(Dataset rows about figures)
▽

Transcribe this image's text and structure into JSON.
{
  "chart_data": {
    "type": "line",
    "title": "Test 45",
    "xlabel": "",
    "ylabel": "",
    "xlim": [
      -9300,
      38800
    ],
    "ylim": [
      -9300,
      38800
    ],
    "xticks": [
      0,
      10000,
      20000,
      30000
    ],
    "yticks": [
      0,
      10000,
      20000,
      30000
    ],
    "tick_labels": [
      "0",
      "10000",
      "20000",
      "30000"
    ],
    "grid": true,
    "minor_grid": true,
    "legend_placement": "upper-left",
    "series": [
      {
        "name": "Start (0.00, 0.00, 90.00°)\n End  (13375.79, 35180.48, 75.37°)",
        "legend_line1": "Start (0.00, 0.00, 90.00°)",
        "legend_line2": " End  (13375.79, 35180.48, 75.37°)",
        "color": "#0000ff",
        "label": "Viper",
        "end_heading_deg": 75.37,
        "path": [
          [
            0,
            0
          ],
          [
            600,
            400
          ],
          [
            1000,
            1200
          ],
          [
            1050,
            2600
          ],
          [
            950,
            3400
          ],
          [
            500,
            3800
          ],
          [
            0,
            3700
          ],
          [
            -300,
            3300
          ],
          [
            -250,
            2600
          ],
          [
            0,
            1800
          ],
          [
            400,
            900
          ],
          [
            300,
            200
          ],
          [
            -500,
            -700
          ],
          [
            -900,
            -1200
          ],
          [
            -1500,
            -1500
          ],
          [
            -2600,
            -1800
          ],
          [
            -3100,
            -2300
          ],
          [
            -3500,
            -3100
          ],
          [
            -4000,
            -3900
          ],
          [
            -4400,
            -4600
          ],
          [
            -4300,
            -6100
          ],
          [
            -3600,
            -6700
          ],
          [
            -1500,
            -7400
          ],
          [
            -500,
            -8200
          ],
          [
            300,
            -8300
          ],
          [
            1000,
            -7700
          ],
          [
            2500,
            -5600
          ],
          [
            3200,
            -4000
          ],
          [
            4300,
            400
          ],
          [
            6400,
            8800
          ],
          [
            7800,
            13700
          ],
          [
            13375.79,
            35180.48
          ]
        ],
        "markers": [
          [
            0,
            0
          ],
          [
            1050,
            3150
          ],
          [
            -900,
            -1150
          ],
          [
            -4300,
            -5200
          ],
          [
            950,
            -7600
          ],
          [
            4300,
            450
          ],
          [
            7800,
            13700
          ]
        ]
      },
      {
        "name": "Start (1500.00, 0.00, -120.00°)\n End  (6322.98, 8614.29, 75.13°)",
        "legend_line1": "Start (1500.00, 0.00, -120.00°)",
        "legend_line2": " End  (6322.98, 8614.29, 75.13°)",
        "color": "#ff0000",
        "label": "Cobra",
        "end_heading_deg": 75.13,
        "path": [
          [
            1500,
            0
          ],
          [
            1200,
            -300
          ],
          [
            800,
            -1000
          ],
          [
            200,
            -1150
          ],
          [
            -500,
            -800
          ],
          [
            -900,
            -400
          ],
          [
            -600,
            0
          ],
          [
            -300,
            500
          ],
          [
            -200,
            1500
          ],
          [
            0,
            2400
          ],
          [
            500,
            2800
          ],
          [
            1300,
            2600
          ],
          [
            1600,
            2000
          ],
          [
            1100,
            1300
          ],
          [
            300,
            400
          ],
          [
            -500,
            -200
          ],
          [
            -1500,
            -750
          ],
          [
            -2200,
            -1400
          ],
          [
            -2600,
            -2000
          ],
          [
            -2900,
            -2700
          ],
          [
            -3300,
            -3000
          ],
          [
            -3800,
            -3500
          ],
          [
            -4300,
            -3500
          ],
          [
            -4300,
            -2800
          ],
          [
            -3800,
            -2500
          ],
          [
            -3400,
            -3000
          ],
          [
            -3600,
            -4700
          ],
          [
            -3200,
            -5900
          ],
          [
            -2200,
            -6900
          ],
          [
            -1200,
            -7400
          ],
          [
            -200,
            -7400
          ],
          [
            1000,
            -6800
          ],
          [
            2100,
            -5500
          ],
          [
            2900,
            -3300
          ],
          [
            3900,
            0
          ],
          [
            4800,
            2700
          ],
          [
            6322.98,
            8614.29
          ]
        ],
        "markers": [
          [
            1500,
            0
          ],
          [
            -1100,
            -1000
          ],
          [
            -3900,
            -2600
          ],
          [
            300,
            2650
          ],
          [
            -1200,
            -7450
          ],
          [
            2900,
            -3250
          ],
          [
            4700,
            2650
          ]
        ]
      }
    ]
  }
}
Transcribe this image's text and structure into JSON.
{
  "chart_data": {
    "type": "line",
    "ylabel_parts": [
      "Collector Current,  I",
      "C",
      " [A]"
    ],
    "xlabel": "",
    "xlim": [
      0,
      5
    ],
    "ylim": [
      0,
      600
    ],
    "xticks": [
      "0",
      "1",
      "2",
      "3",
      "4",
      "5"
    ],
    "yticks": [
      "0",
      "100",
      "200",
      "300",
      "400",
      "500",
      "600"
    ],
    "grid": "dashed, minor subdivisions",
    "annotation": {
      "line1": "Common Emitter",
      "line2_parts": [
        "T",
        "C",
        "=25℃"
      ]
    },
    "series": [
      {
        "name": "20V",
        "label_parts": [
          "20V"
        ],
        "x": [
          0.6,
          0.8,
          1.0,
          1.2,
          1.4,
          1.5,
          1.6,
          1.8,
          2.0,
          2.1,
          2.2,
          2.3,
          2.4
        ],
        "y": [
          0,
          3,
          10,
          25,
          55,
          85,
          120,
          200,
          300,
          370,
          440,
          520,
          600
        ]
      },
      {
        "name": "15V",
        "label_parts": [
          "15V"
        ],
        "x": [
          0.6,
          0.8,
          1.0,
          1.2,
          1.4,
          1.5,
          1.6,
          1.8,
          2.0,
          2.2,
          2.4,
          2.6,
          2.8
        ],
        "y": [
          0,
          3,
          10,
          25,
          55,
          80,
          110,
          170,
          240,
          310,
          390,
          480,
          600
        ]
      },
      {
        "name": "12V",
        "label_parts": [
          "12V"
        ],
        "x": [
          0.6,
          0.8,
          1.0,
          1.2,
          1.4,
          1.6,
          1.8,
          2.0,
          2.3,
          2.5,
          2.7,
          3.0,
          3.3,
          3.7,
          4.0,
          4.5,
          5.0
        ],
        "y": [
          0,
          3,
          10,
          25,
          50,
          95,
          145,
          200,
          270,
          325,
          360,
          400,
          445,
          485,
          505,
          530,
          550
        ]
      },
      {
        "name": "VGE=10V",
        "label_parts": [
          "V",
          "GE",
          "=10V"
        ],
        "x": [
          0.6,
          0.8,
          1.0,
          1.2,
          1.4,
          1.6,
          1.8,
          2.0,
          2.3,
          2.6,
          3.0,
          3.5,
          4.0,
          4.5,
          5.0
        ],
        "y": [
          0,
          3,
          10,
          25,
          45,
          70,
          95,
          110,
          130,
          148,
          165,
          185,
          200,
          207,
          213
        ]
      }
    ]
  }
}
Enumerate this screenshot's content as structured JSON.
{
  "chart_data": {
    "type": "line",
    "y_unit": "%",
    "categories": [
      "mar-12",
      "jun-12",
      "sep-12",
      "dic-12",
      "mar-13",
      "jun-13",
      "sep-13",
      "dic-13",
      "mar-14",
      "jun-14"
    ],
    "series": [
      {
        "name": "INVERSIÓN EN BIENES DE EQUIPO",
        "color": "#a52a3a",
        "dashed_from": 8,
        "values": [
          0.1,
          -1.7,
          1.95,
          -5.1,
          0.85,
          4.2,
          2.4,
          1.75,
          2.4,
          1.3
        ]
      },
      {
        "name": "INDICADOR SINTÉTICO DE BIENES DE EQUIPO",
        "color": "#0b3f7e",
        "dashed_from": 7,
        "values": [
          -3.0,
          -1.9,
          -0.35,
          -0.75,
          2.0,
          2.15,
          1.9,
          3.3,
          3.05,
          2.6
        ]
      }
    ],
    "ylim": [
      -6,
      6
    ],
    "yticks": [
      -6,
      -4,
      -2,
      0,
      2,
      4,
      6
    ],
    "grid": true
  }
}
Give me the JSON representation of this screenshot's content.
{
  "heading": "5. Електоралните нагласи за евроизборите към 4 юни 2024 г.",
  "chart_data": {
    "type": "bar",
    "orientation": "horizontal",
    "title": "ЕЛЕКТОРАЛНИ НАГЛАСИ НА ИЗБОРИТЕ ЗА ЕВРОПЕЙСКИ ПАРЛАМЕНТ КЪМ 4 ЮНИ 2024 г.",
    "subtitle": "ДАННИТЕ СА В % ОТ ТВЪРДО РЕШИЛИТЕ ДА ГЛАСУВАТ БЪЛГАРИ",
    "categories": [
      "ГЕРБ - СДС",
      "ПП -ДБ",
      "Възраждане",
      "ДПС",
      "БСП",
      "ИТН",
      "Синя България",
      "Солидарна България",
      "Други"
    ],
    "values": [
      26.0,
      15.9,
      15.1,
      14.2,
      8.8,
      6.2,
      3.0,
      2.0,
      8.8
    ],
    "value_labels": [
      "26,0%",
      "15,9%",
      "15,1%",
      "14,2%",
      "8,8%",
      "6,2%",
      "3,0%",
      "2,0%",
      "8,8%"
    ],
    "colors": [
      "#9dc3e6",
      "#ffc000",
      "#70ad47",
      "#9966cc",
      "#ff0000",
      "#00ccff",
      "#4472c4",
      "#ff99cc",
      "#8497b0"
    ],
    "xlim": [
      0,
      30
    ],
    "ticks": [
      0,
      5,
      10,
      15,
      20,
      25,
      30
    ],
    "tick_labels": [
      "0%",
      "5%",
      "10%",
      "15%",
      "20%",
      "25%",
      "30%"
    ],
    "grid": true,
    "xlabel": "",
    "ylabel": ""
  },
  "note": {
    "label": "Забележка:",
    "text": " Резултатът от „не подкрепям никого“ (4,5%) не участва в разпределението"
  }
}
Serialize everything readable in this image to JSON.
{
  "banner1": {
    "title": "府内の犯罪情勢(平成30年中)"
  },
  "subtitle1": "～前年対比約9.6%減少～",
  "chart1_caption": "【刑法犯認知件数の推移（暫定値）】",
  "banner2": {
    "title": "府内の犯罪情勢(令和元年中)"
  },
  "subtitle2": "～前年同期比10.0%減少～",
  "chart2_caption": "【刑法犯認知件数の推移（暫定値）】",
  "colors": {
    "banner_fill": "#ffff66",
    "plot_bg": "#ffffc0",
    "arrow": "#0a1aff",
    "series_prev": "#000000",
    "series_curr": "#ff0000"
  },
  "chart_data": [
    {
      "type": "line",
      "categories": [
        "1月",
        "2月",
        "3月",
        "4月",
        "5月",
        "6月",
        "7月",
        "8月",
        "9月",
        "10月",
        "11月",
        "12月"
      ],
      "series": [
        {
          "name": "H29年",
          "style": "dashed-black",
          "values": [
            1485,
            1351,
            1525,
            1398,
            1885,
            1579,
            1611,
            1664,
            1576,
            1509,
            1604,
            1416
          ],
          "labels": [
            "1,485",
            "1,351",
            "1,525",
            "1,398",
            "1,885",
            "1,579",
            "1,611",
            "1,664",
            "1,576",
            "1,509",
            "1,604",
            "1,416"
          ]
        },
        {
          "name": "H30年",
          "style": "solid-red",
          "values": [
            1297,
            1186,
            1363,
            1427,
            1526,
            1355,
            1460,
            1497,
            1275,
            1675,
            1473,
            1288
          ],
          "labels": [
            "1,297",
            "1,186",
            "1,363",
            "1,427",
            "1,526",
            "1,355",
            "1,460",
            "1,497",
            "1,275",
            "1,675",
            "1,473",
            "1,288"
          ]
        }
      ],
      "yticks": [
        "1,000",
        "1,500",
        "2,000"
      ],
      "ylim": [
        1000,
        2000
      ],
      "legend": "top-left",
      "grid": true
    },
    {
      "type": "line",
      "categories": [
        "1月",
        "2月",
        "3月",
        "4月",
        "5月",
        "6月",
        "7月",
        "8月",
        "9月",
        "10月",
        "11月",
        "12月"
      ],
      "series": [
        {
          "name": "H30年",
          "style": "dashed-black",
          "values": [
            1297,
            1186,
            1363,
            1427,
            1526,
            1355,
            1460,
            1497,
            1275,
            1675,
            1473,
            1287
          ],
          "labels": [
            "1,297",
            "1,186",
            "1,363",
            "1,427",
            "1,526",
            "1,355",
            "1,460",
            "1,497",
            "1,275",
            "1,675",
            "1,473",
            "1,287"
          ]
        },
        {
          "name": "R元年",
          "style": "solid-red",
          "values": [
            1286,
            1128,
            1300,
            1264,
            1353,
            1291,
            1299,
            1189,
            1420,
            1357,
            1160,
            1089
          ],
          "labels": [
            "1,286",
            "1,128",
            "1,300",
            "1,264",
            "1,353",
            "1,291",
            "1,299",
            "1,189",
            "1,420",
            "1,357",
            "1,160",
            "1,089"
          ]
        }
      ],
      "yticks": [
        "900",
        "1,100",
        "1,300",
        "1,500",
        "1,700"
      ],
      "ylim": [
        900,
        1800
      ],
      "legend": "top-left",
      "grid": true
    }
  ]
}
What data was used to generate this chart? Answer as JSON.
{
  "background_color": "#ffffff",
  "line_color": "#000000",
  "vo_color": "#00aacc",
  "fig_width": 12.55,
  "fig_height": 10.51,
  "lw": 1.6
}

△

Using the listing, copy every line where the word "EQUIPO" shows up.

* CORRECT ANSWER *
        "name": "INVERSIÓN EN BIENES DE EQUIPO",
        "name": "INDICADOR SINTÉTICO DE BIENES DE EQUIPO",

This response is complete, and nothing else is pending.